■ AIM
Output the data exactly, with every line intact.

========

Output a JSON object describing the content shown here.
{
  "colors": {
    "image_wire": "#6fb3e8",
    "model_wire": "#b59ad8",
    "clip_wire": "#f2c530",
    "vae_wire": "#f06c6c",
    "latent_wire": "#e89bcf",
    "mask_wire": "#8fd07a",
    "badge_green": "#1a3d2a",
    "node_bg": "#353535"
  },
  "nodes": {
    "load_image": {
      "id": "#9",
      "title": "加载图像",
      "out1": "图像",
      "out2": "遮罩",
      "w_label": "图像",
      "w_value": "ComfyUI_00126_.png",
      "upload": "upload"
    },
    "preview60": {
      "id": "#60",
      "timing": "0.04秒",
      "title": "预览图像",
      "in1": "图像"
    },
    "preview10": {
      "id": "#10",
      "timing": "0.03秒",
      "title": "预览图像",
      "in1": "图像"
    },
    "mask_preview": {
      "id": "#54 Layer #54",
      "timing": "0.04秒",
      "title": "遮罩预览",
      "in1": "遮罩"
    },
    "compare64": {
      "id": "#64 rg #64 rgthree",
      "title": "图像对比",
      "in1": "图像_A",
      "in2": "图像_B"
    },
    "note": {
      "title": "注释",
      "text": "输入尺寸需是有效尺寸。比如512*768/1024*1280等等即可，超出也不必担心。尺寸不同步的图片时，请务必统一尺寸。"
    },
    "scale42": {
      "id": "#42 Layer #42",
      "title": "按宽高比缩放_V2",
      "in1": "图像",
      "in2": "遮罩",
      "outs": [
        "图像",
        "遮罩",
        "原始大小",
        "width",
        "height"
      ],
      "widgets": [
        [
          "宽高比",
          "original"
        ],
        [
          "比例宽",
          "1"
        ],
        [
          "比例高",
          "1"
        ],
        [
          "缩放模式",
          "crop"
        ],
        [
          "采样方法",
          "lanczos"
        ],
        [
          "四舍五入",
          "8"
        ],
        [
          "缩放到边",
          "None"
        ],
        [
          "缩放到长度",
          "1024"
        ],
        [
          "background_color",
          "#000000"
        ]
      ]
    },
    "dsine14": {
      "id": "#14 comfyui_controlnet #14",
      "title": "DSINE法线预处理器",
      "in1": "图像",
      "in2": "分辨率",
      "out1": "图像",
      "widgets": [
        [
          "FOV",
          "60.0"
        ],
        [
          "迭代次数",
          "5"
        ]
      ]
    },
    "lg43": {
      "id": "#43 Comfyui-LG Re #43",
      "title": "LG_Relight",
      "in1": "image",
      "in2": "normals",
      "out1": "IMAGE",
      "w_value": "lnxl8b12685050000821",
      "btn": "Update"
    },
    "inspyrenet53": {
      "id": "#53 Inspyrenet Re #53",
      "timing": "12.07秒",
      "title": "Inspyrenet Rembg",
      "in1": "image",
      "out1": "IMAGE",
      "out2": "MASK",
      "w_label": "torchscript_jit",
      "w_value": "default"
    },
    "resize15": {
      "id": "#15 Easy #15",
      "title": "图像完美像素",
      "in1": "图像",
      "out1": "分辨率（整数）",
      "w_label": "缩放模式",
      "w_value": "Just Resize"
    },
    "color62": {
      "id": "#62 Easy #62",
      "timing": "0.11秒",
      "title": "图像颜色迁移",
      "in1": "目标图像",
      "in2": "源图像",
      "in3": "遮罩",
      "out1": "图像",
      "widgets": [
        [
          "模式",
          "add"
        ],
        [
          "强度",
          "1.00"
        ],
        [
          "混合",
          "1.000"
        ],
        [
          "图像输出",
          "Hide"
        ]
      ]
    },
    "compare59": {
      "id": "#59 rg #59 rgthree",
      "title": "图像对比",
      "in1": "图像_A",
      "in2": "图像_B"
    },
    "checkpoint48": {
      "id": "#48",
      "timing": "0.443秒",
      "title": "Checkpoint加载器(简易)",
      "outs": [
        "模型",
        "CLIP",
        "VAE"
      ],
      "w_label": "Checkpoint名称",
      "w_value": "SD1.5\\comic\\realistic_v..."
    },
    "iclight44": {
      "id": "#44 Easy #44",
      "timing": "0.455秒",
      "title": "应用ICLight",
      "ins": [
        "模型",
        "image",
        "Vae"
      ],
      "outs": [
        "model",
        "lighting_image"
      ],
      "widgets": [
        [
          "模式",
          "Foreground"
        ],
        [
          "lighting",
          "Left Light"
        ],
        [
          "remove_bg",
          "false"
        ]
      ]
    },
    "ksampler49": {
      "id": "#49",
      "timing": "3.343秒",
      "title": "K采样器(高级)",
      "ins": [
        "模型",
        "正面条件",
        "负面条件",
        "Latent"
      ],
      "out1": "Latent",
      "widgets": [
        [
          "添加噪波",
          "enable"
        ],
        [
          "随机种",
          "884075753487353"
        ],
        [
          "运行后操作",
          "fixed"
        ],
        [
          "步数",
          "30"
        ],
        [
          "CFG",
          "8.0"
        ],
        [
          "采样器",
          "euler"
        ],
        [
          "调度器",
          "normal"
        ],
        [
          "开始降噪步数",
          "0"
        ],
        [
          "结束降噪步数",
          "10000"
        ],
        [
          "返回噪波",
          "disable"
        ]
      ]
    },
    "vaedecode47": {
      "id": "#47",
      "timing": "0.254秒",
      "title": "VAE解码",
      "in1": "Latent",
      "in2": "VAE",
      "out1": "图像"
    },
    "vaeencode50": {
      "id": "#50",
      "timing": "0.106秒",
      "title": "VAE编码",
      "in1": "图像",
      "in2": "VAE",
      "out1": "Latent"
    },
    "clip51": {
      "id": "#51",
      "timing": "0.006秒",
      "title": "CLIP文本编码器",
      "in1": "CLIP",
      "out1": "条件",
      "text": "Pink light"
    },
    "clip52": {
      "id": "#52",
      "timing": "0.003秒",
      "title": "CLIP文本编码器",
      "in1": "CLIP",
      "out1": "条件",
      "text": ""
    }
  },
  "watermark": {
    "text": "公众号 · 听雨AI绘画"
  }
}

========

■ CORRECT ANSWER
Output a JSON object describing the content shown here.
{
  "colors": {
    "image_wire": "#6fb3e8",
    "model_wire": "#b59ad8",
    "clip_wire": "#f2c530",
    "vae_wire": "#f06c6c",
    "latent_wire": "#e89bcf",
    "mask_wire": "#8fd07a",
    "badge_green": "#1a3d2a",
    "node_bg": "#353535"
  },
  "nodes": {
    "load_image": {
      "id": "#9",
      "title": "加载图像",
      "out1": "图像",
      "out2": "遮罩",
      "w_label": "图像",
      "w_value": "ComfyUI_00126_.png",
      "upload": "upload"
    },
    "preview60": {
      "id": "#60",
      "timing": "0.04秒",
      "title": "预览图像",
      "in1": "图像"
    },
    "preview10": {
      "id": "#10",
      "timing": "0.03秒",
      "title": "预览图像",
      "in1": "图像"
    },
    "mask_preview": {
      "id": "#54 Layer #54",
      "timing": "0.04秒",
      "title": "遮罩预览",
      "in1": "遮罩"
    },
    "compare64": {
      "id": "#64 rg #64 rgthree",
      "title": "图像对比",
      "in1": "图像_A",
      "in2": "图像_B"
    },
    "note": {
      "title": "注释",
      "text": "输入尺寸需是有效尺寸。比如512*768/1024*1280等等即可，超出也不必担心。尺寸不同步的图片时，请务必统一尺寸。"
    },
    "scale42": {
      "id": "#42 Layer #42",
      "title": "按宽高比缩放_V2",
      "in1": "图像",
      "in2": "遮罩",
      "outs": [
        "图像",
        "遮罩",
        "原始大小",
        "width",
        "height"
      ],
      "widgets": [
        [
          "宽高比",
          "original"
        ],
        [
          "比例宽",
          "1"
        ],
        [
          "比例高",
          "1"
        ],
        [
          "缩放模式",
          "crop"
        ],
        [
          "采样方法",
          "lanczos"
        ],
        [
          "四舍五入",
          "8"
        ],
        [
          "缩放到边",
          "None"
        ],
        [
          "缩放到长度",
          "1024"
        ],
        [
          "background_color",
          "#000000"
        ]
      ]
    },
    "dsine14": {
      "id": "#14 comfyui_controlnet #14",
      "title": "DSINE法线预处理器",
      "in1": "图像",
      "in2": "分辨率",
      "out1": "图像",
      "widgets": [
        [
          "FOV",
          "60.0"
        ],
        [
          "迭代次数",
          "5"
        ]
      ]
    },
    "lg43": {
      "id": "#43 Comfyui-LG Re #43",
      "title": "LG_Relight",
      "in1": "image",
      "in2": "normals",
      "out1": "IMAGE",
      "w_value": "lnxl8b12685050000821",
      "btn": "Update"
    },
    "inspyrenet53": {
      "id": "#53 Inspyrenet Re #53",
      "timing": "12.07秒",
      "title": "Inspyrenet Rembg",
      "in1": "image",
      "out1": "IMAGE",
      "out2": "MASK",
      "w_label": "torchscript_jit",
      "w_value": "default"
    },
    "resize15": {
      "id": "#15 Easy #15",
      "title": "图像完美像素",
      "in1": "图像",
      "out1": "分辨率（整数）",
      "w_label": "缩放模式",
      "w_value": "Just Resize"
    },
    "color62": {
      "id": "#62 Easy #62",
      "timing": "0.11秒",
      "title": "图像颜色迁移",
      "in1": "目标图像",
      "in2": "源图像",
      "in3": "遮罩",
      "out1": "图像",
      "widgets": [
        [
          "模式",
          "add"
        ],
        [
          "强度",
          "1.00"
        ],
        [
          "混合",
          "1.000"
        ],
        [
          "图像输出",
          "Hide"
        ]
      ]
    },
    "compare59": {
      "id": "#59 rg #59 rgthree",
      "title": "图像对比",
      "in1": "图像_A",
      "in2": "图像_B"
    },
    "checkpoint48": {
      "id": "#48",
      "timing": "0.443秒",
      "title": "Checkpoint加载器(简易)",
      "outs": [
        "模型",
        "CLIP",
        "VAE"
      ],
      "w_label": "Checkpoint名称",
      "w_value": "SD1.5\\comic\\realistic_v..."
    },
    "iclight44": {
      "id": "#44 Easy #44",
      "timing": "0.455秒",
      "title": "应用ICLight",
      "ins": [
        "模型",
        "image",
        "Vae"
      ],
      "outs": [
        "model",
        "lighting_image"
      ],
      "widgets": [
        [
          "模式",
          "Foreground"
        ],
        [
          "lighting",
          "Left Light"
        ],
        [
          "remove_bg",
          "false"
        ]
      ]
    },
    "ksampler49": {
      "id": "#49",
      "timing": "3.343秒",
      "title": "K采样器(高级)",
      "ins": [
        "模型",
        "正面条件",
        "负面条件",
        "Latent"
      ],
      "out1": "Latent",
      "widgets": [
        [
          "添加噪波",
          "enable"
        ],
        [
          "随机种",
          "884075753487353"
        ],
        [
          "运行后操作",
          "fixed"
        ],
        [
          "步数",
          "30"
        ],
        [
          "CFG",
          "8.0"
        ],
        [
          "采样器",
          "euler"
        ],
        [
          "调度器",
          "normal"
        ],
        [
          "开始降噪步数",
          "0"
        ],
        [
          "结束降噪步数",
          "10000"
        ],
        [
          "返回噪波",
          "disable"
        ]
      ]
    },
    "vaedecode47": {
      "id": "#47",
      "timing": "0.254秒",
      "title": "VAE解码",
      "in1": "Latent",
      "in2": "VAE",
      "out1": "图像"
    },
    "vaeencode50": {
      "id": "#50",
      "timing": "0.106秒",
      "title": "VAE编码",
      "in1": "图像",
      "in2": "VAE",
      "out1": "Latent"
    },
    "clip51": {
      "id": "#51",
      "timing": "0.006秒",
      "title": "CLIP文本编码器",
      "in1": "CLIP",
      "out1": "条件",
      "text": "Pink light"
    },
    "clip52": {
      "id": "#52",
      "timing": "0.003秒",
      "title": "CLIP文本编码器",
      "in1": "CLIP",
      "out1": "条件",
      "text": ""
    }
  },
  "watermark": {
    "text": "公众号 · 听雨AI绘画"
  }
}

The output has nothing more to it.